What you will do:
Write out the line with "Transcribe this chart's" and every later line through the end of the data below, exactly as given, with no pictures in the copy.
**** Records provided
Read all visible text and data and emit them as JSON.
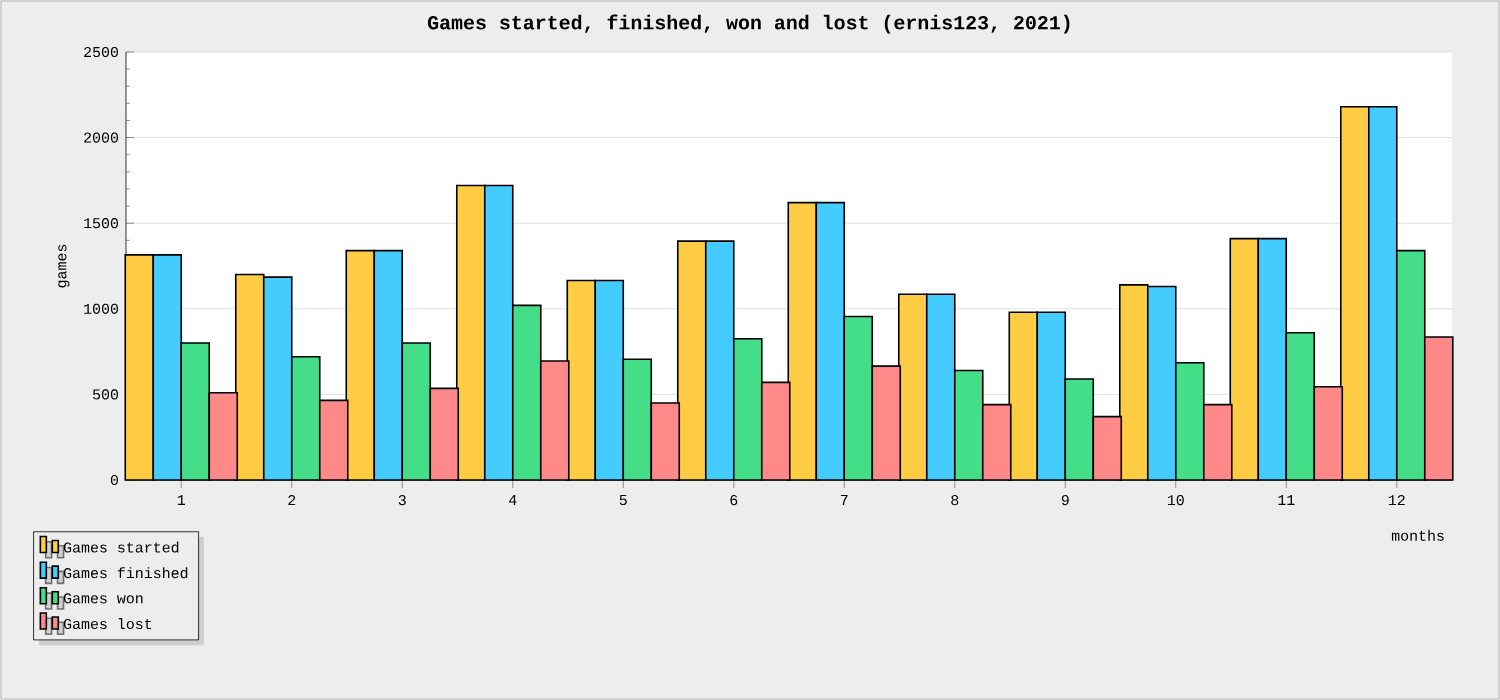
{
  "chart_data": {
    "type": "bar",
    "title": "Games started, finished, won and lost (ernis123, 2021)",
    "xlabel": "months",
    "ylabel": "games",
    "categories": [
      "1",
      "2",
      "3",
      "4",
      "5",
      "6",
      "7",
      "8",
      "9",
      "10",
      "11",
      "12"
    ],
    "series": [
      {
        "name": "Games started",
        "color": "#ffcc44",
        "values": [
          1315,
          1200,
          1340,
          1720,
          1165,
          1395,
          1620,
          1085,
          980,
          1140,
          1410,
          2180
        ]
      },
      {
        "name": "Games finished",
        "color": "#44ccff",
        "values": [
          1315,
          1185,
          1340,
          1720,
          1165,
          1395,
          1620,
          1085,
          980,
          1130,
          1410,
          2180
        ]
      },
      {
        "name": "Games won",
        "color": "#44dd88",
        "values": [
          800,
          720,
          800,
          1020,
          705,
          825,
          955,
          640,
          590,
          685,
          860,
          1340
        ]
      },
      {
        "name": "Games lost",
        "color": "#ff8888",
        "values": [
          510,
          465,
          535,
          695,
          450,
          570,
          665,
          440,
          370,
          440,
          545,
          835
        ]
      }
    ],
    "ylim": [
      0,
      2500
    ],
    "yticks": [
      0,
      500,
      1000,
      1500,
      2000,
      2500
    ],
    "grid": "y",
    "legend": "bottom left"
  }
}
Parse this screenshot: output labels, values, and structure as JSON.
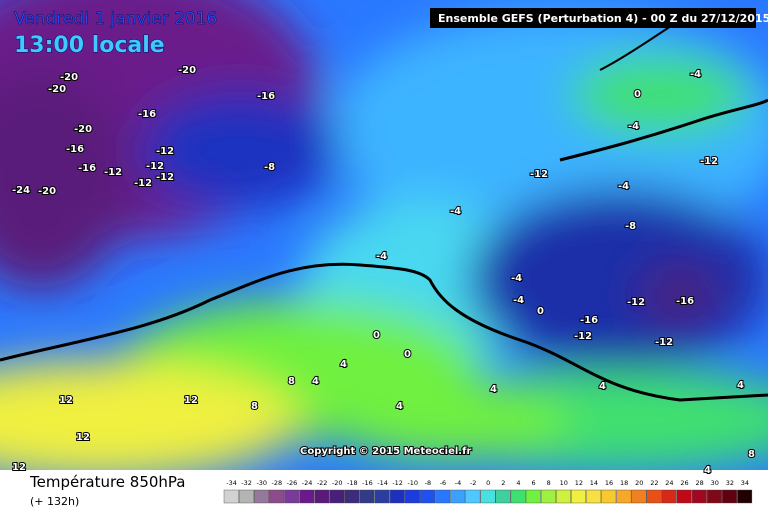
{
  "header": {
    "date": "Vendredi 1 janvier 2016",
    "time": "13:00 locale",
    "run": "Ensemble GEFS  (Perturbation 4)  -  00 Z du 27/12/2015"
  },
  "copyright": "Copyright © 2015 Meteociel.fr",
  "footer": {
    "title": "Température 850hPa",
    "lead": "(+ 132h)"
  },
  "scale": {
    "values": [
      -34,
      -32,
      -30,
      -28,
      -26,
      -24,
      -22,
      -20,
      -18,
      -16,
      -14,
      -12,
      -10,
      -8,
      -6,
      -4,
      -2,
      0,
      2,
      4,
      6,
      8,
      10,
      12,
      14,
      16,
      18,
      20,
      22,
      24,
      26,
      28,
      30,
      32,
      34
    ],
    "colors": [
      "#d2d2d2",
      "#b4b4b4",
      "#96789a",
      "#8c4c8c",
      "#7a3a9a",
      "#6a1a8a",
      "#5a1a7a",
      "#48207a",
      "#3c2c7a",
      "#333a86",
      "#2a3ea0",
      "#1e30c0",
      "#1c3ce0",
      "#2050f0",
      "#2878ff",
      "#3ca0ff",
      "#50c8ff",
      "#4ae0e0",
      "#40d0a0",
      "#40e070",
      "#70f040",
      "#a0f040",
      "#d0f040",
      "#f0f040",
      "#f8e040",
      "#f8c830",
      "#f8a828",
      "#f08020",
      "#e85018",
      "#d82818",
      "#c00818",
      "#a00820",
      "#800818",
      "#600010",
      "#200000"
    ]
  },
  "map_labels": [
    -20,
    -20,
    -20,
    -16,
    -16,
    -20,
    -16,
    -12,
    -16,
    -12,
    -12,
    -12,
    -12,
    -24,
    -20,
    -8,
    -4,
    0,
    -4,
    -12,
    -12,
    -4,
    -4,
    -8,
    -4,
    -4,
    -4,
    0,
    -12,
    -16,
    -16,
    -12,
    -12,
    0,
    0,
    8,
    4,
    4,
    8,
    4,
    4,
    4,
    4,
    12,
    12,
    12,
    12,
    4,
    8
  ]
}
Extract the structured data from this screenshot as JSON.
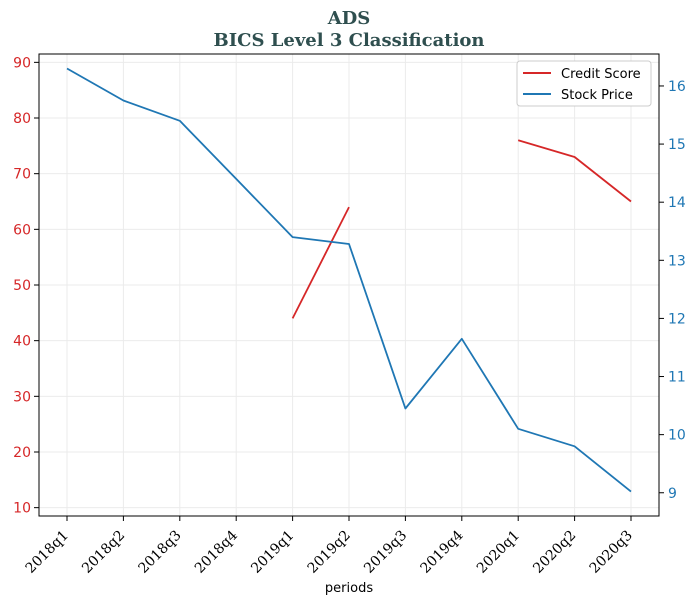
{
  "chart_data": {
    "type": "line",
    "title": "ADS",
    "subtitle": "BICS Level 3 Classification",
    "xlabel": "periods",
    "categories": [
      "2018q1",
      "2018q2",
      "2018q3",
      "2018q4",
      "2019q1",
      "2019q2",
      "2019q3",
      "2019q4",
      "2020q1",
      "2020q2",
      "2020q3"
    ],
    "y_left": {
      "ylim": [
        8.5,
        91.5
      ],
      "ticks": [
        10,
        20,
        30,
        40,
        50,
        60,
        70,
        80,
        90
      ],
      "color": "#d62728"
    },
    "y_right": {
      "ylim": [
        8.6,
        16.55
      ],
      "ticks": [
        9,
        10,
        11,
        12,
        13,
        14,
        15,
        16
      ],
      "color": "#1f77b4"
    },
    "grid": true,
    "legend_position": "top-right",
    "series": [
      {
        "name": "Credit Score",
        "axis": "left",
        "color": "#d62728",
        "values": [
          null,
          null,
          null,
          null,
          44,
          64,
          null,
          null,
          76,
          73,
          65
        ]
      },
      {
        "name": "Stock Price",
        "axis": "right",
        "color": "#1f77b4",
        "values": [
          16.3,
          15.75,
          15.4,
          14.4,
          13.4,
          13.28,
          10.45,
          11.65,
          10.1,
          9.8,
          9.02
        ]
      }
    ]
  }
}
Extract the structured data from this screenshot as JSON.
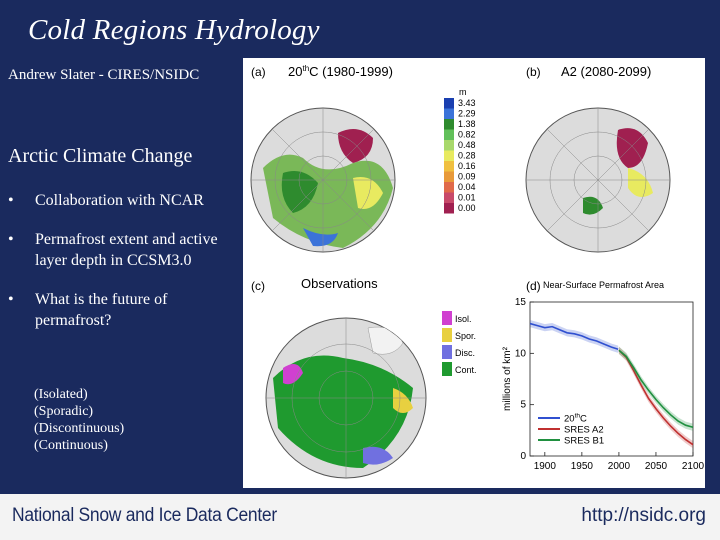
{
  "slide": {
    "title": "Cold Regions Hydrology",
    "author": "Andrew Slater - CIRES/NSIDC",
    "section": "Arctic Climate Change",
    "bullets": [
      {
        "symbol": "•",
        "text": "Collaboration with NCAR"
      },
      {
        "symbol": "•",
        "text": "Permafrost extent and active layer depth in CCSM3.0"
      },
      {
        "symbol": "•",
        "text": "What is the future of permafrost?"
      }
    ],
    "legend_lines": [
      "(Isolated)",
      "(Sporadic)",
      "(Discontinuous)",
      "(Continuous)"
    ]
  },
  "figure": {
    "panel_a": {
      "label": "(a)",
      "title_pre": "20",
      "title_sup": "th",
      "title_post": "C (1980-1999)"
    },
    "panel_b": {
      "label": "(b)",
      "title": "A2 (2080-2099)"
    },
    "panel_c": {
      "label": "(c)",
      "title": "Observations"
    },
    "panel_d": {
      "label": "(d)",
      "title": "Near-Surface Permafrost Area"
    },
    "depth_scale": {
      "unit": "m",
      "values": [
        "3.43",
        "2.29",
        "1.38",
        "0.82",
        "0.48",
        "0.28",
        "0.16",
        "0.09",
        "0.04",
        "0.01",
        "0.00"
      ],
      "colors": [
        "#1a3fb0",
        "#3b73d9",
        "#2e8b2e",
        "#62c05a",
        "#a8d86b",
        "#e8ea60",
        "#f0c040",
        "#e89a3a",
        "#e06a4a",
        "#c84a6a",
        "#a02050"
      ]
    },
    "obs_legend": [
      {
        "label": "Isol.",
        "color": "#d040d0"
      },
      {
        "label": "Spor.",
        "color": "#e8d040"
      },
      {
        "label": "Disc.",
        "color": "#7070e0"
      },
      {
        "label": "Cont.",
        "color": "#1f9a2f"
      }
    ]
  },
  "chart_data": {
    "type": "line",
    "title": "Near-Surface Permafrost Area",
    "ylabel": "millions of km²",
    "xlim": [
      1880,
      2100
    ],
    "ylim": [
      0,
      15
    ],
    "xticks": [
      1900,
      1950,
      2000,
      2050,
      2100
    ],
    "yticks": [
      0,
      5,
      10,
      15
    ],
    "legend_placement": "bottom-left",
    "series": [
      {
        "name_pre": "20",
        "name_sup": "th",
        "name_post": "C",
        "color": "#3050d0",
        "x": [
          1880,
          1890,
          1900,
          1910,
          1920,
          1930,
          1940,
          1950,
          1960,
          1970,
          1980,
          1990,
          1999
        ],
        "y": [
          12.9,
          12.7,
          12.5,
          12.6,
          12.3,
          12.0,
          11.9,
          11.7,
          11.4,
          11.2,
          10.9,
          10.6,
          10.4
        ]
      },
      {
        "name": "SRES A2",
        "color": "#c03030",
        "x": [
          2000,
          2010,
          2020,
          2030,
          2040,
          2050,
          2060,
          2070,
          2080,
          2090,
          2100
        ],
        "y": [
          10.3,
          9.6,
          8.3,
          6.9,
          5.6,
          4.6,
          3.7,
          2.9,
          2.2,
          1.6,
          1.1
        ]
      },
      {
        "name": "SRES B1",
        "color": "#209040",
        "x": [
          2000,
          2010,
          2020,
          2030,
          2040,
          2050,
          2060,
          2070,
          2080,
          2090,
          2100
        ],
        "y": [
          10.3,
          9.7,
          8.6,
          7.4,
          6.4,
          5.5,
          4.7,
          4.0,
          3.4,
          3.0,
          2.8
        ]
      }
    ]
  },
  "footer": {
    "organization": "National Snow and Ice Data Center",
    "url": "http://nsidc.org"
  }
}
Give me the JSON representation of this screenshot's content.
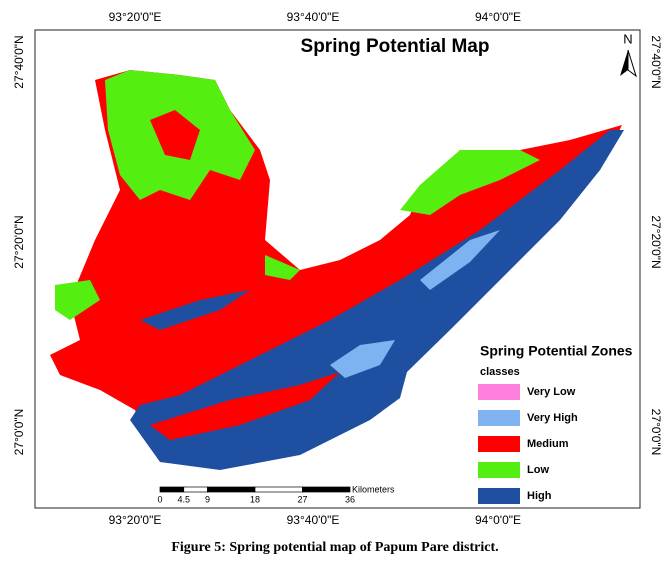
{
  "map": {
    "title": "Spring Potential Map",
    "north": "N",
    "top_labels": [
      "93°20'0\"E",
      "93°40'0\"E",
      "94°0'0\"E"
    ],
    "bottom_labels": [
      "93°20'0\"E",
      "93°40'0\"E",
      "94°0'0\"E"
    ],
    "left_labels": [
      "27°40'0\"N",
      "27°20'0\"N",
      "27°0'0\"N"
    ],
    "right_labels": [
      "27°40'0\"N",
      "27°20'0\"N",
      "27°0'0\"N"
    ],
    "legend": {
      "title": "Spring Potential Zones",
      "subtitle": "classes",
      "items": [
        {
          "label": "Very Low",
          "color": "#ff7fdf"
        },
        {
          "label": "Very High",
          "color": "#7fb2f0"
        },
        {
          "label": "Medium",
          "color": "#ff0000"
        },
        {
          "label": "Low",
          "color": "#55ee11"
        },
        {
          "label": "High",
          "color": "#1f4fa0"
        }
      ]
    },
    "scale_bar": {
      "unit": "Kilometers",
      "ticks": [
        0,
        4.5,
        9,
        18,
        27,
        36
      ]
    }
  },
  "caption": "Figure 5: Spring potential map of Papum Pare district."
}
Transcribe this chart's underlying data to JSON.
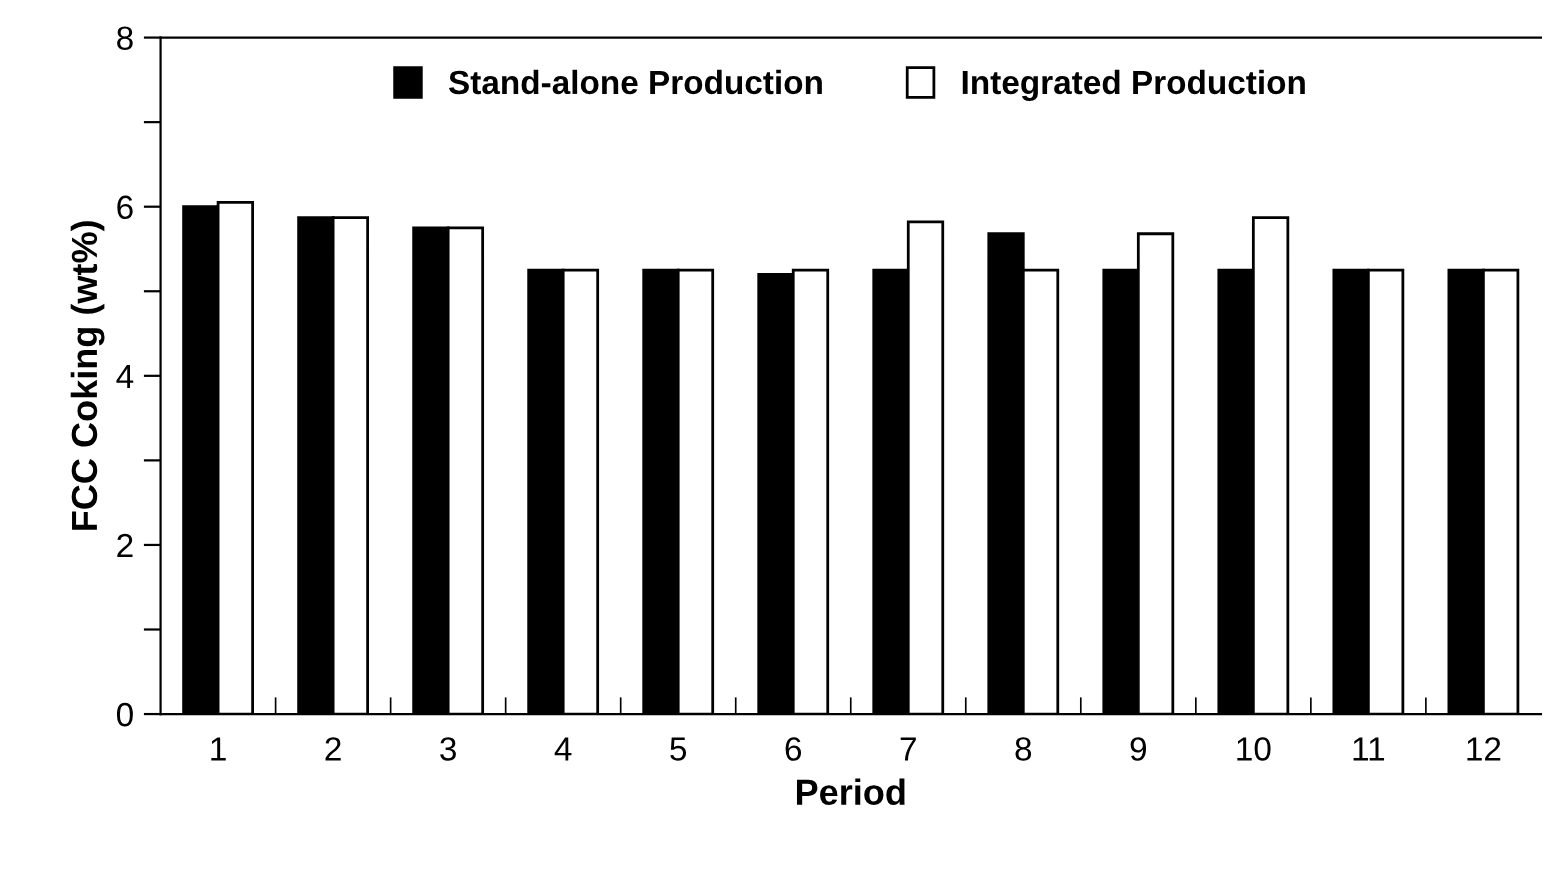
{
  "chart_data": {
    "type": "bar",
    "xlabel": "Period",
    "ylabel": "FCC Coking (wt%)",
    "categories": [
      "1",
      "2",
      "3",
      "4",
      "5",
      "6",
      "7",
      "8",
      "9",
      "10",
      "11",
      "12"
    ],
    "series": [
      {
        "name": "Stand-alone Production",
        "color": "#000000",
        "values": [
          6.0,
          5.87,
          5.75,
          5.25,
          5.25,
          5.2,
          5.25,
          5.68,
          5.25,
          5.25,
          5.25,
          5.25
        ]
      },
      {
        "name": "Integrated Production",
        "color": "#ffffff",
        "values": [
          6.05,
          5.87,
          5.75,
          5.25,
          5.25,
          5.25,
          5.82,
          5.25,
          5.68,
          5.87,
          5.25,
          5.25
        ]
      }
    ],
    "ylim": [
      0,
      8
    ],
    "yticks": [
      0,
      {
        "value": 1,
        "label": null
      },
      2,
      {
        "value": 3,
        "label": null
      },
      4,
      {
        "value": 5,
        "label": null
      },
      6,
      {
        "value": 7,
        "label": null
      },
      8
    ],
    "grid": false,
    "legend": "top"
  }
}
********
The output:
Transcribe this chart's underlying data to JSON.
{
  "chart_data": {
    "type": "bar",
    "xlabel": "Period",
    "ylabel": "FCC Coking (wt%)",
    "categories": [
      "1",
      "2",
      "3",
      "4",
      "5",
      "6",
      "7",
      "8",
      "9",
      "10",
      "11",
      "12"
    ],
    "series": [
      {
        "name": "Stand-alone Production",
        "color": "#000000",
        "values": [
          6.0,
          5.87,
          5.75,
          5.25,
          5.25,
          5.2,
          5.25,
          5.68,
          5.25,
          5.25,
          5.25,
          5.25
        ]
      },
      {
        "name": "Integrated Production",
        "color": "#ffffff",
        "values": [
          6.05,
          5.87,
          5.75,
          5.25,
          5.25,
          5.25,
          5.82,
          5.25,
          5.68,
          5.87,
          5.25,
          5.25
        ]
      }
    ],
    "ylim": [
      0,
      8
    ],
    "yticks": [
      0,
      {
        "value": 1,
        "label": null
      },
      2,
      {
        "value": 3,
        "label": null
      },
      4,
      {
        "value": 5,
        "label": null
      },
      6,
      {
        "value": 7,
        "label": null
      },
      8
    ],
    "grid": false,
    "legend": "top"
  }
}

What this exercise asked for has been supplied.